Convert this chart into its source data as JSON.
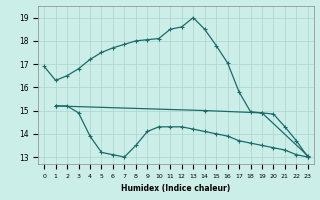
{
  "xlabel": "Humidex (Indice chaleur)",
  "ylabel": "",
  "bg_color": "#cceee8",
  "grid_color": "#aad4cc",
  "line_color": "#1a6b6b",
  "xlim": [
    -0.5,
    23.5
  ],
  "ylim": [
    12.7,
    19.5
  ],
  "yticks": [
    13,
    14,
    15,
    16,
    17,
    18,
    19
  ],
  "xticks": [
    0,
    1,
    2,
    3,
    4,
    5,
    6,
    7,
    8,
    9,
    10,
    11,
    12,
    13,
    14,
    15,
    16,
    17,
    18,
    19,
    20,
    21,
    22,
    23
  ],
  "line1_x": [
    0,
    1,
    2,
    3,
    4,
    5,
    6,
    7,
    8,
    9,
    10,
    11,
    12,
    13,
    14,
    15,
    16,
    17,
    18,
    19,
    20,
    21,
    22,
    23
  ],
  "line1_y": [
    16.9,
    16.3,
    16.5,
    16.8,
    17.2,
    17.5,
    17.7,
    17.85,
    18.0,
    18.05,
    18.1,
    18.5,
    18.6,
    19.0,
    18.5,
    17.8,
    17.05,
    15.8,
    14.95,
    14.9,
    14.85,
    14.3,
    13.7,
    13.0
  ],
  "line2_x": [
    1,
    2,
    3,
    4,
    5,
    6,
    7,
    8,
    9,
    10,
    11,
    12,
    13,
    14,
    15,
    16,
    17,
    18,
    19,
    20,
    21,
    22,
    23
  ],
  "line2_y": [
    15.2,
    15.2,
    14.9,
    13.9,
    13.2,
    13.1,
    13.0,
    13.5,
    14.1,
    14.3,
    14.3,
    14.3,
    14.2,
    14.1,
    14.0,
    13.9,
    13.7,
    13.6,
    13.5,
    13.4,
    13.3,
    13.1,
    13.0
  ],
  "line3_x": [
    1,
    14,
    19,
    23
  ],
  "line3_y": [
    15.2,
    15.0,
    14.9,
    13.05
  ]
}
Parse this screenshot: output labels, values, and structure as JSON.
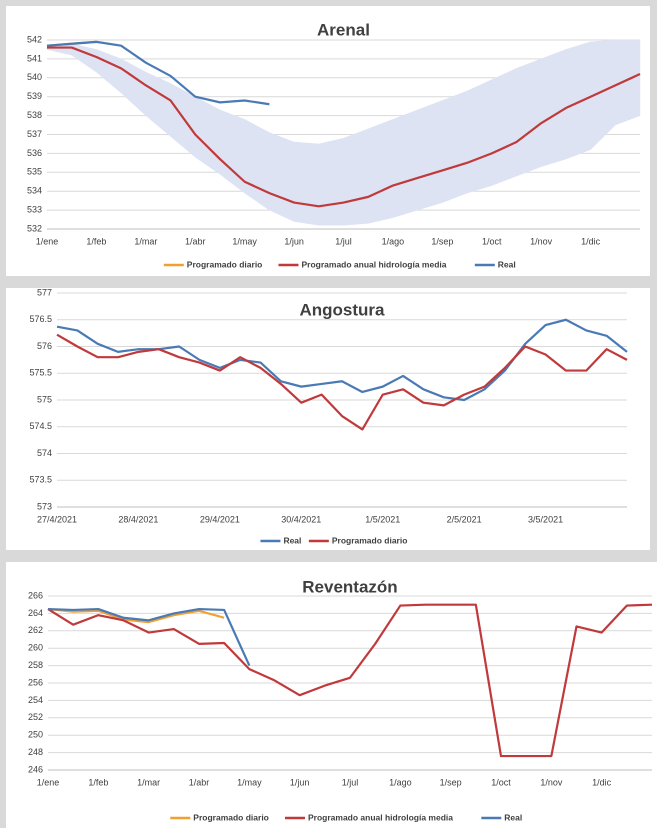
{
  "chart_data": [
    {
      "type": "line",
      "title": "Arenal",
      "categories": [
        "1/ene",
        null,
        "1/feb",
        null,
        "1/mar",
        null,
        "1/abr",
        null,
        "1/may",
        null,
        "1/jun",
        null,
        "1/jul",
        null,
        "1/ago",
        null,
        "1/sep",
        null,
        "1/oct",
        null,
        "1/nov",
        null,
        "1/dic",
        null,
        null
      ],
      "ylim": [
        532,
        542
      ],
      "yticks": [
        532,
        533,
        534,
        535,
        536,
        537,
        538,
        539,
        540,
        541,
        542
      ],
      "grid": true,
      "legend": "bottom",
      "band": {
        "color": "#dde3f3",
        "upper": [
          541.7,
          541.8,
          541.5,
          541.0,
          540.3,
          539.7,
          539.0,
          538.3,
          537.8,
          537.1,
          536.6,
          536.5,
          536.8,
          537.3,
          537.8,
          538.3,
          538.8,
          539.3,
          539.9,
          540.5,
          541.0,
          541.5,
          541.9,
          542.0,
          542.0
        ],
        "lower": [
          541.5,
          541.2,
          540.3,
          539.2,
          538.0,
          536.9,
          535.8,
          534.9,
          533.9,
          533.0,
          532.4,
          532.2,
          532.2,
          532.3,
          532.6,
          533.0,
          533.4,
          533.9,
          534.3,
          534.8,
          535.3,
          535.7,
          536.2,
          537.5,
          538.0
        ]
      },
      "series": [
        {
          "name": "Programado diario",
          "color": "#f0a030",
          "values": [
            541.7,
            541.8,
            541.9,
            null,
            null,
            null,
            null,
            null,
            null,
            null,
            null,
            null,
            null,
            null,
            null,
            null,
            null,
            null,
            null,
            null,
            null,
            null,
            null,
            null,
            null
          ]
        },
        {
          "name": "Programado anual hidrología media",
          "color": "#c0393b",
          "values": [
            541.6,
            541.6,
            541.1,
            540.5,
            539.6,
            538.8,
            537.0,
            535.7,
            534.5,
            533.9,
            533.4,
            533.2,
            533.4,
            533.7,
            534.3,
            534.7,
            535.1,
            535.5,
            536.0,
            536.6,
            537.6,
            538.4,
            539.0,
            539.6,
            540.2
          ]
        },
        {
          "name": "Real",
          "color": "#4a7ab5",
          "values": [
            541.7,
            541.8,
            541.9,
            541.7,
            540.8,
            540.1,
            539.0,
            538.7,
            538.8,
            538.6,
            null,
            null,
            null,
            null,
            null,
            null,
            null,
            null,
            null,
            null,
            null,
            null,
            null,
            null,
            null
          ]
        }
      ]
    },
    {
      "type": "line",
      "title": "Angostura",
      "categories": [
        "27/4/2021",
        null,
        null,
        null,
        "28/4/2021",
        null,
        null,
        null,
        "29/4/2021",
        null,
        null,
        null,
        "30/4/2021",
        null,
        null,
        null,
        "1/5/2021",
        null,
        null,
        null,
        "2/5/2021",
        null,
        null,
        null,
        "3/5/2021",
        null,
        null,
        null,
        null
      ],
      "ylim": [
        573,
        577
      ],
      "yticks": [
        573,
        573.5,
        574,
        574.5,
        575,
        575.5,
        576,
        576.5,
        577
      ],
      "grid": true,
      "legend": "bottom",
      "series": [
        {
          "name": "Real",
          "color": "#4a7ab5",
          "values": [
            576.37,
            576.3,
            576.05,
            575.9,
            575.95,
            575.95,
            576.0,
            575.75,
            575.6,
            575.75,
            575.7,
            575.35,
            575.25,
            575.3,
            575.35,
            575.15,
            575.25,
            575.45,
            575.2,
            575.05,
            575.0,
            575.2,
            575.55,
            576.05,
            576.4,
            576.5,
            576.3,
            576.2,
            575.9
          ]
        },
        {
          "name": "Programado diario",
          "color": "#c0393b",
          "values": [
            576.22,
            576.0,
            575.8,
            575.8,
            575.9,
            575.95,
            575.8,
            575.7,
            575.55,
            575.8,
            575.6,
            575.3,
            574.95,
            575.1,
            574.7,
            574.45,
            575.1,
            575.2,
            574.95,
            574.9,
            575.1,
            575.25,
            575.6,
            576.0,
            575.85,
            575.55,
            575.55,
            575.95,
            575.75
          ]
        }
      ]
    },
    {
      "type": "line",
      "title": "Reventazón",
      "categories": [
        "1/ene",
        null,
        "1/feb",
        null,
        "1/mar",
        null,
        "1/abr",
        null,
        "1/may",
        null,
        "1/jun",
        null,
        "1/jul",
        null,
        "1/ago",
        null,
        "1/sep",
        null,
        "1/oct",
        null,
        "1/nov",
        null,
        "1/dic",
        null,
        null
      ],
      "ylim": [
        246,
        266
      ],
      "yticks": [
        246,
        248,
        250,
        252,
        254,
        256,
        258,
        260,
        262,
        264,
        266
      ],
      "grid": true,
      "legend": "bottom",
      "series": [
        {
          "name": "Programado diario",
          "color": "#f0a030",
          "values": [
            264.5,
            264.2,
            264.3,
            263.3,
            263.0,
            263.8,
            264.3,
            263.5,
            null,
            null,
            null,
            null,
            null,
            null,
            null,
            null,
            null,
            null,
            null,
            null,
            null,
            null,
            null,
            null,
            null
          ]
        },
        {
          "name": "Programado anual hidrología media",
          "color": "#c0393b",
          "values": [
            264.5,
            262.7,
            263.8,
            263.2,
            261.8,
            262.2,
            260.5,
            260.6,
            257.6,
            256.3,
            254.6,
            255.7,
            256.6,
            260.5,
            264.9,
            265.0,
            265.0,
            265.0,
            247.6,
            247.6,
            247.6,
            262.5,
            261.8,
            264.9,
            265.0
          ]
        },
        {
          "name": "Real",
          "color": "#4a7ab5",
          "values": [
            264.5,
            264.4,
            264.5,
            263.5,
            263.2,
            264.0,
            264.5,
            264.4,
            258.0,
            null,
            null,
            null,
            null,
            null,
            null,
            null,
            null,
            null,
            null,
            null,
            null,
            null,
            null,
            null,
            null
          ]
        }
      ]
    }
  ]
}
=======
What the task requires: Filter the listing for the word "title" and copy every line that holds it.

Finished task:
      "title": "Arenal",
      "title": "Angostura",
      "title": "Reventazón",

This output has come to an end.